WHAT THIS TASK INVOLVES: Repeat each line of the material below exactly as it appears, minus any pictures.

━━ INPUT FOR THIS TASK ━━

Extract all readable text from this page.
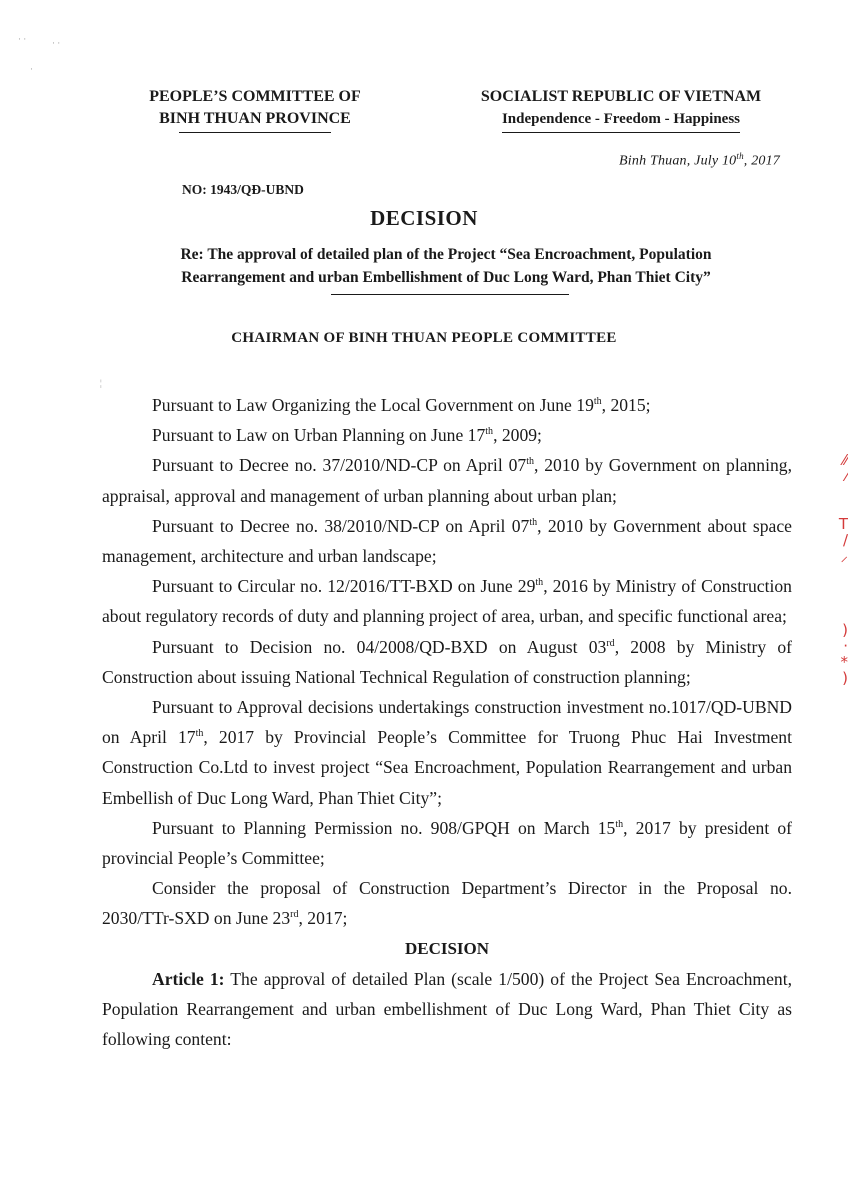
· ·	· ·
·
¦
⁄⁄
⁄
T
∕
⸝
)
·
*
)
PEOPLE’S COMMITTEE OF
BINH THUAN PROVINCE
SOCIALIST REPUBLIC OF VIETNAM
Independence - Freedom - Happiness
Binh Thuan, July 10th, 2017
NO: 1943/QĐ-UBND
DECISION
Re: The approval of detailed plan of the Project “Sea Encroachment, Population
Rearrangement and urban Embellishment of Duc Long Ward, Phan Thiet City”
CHAIRMAN OF BINH THUAN PEOPLE COMMITTEE

Pursuant to Law Organizing the Local Government on June 19th, 2015;

Pursuant to Law on Urban Planning on June 17th, 2009;

Pursuant to Decree no. 37/2010/ND-CP on April 07th, 2010 by Government on planning, appraisal, approval and management of urban planning about urban plan;

Pursuant to Decree no. 38/2010/ND-CP on April 07th, 2010 by Government about space management, architecture and urban landscape;

Pursuant to Circular no. 12/2016/TT-BXD on June 29th, 2016 by Ministry of Construction about regulatory records of duty and planning project of area, urban, and specific functional area;

Pursuant to Decision no. 04/2008/QD-BXD on August 03rd, 2008 by Ministry of Construction about issuing National Technical Regulation of construction planning;

Pursuant to Approval decisions undertakings construction investment no.1017/QD-UBND on April 17th, 2017 by Provincial People’s Committee for Truong Phuc Hai Investment Construction Co.Ltd to invest project “Sea Encroachment, Population Rearrangement and urban Embellish of Duc Long Ward, Phan Thiet City”;

Pursuant to Planning Permission no. 908/GPQH on March 15th, 2017 by president of provincial People’s Committee;

Consider the proposal of Construction Department’s Director in the Proposal no. 2030/TTr-SXD on June 23rd, 2017;

DECISION

Article 1: The approval of detailed Plan (scale 1/500) of the Project Sea Encroachment, Population Rearrangement and urban embellishment of Duc Long Ward, Phan Thiet City as following content:
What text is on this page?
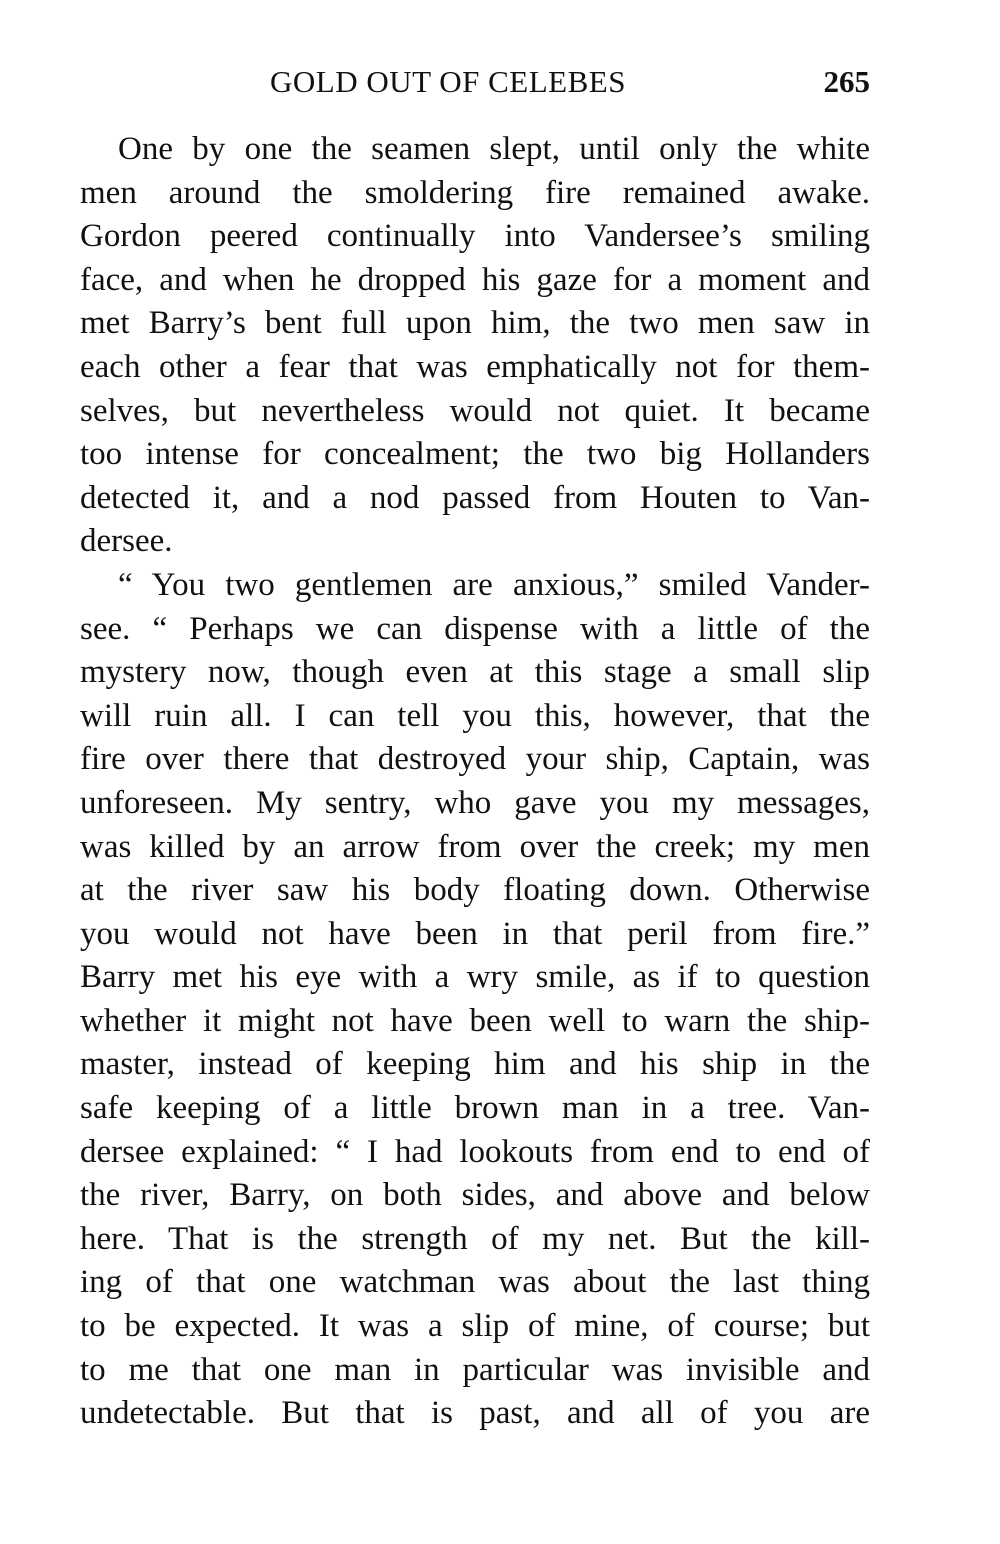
GOLD OUT OF CELEBES	265
One by one the seamen slept, until only the white
men around the smoldering fire remained awake.
Gordon peered continually into Vandersee’s smiling
face, and when he dropped his gaze for a moment and
met Barry’s bent full upon him, the two men saw in
each other a fear that was emphatically not for them-
selves, but nevertheless would not quiet. It became
too intense for concealment; the two big Hollanders
detected it, and a nod passed from Houten to Van-
dersee.
“ You two gentlemen are anxious,” smiled Vander-
see. “ Perhaps we can dispense with a little of the
mystery now, though even at this stage a small slip
will ruin all. I can tell you this, however, that the
fire over there that destroyed your ship, Captain, was
unforeseen. My sentry, who gave you my messages,
was killed by an arrow from over the creek; my men
at the river saw his body floating down. Otherwise
you would not have been in that peril from fire.”
Barry met his eye with a wry smile, as if to question
whether it might not have been well to warn the ship-
master, instead of keeping him and his ship in the
safe keeping of a little brown man in a tree. Van-
dersee explained: “ I had lookouts from end to end of
the river, Barry, on both sides, and above and below
here. That is the strength of my net. But the kill-
ing of that one watchman was about the last thing
to be expected. It was a slip of mine, of course; but
to me that one man in particular was invisible and
undetectable. But that is past, and all of you are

━━━

WRITTEN REPLY:
Extract all readable text from this page.
· ·	· ·
·
¦
⁄⁄
⁄
T
∕
⸝
)
·
*
)
PEOPLE’S COMMITTEE OF
BINH THUAN PROVINCE
SOCIALIST REPUBLIC OF VIETNAM
Independence - Freedom - Happiness
Binh Thuan, July 10th, 2017
NO: 1943/QĐ-UBND
DECISION
Re: The approval of detailed plan of the Project “Sea Encroachment, Population
Rearrangement and urban Embellishment of Duc Long Ward, Phan Thiet City”
CHAIRMAN OF BINH THUAN PEOPLE COMMITTEE

Pursuant to Law Organizing the Local Government on June 19th, 2015;

Pursuant to Law on Urban Planning on June 17th, 2009;

Pursuant to Decree no. 37/2010/ND-CP on April 07th, 2010 by Government on planning, appraisal, approval and management of urban planning about urban plan;

Pursuant to Decree no. 38/2010/ND-CP on April 07th, 2010 by Government about space management, architecture and urban landscape;

Pursuant to Circular no. 12/2016/TT-BXD on June 29th, 2016 by Ministry of Construction about regulatory records of duty and planning project of area, urban, and specific functional area;

Pursuant to Decision no. 04/2008/QD-BXD on August 03rd, 2008 by Ministry of Construction about issuing National Technical Regulation of construction planning;

Pursuant to Approval decisions undertakings construction investment no.1017/QD-UBND on April 17th, 2017 by Provincial People’s Committee for Truong Phuc Hai Investment Construction Co.Ltd to invest project “Sea Encroachment, Population Rearrangement and urban Embellish of Duc Long Ward, Phan Thiet City”;

Pursuant to Planning Permission no. 908/GPQH on March 15th, 2017 by president of provincial People’s Committee;

Consider the proposal of Construction Department’s Director in the Proposal no. 2030/TTr-SXD on June 23rd, 2017;

DECISION

Article 1: The approval of detailed Plan (scale 1/500) of the Project Sea Encroachment, Population Rearrangement and urban embellishment of Duc Long Ward, Phan Thiet City as following content:
What text is on this page?
GOLD OUT OF CELEBES	265
One by one the seamen slept, until only the white
men around the smoldering fire remained awake.
Gordon peered continually into Vandersee’s smiling
face, and when he dropped his gaze for a moment and
met Barry’s bent full upon him, the two men saw in
each other a fear that was emphatically not for them-
selves, but nevertheless would not quiet. It became
too intense for concealment; the two big Hollanders
detected it, and a nod passed from Houten to Van-
dersee.
“ You two gentlemen are anxious,” smiled Vander-
see. “ Perhaps we can dispense with a little of the
mystery now, though even at this stage a small slip
will ruin all. I can tell you this, however, that the
fire over there that destroyed your ship, Captain, was
unforeseen. My sentry, who gave you my messages,
was killed by an arrow from over the creek; my men
at the river saw his body floating down. Otherwise
you would not have been in that peril from fire.”
Barry met his eye with a wry smile, as if to question
whether it might not have been well to warn the ship-
master, instead of keeping him and his ship in the
safe keeping of a little brown man in a tree. Van-
dersee explained: “ I had lookouts from end to end of
the river, Barry, on both sides, and above and below
here. That is the strength of my net. But the kill-
ing of that one watchman was about the last thing
to be expected. It was a slip of mine, of course; but
to me that one man in particular was invisible and
undetectable. But that is past, and all of you are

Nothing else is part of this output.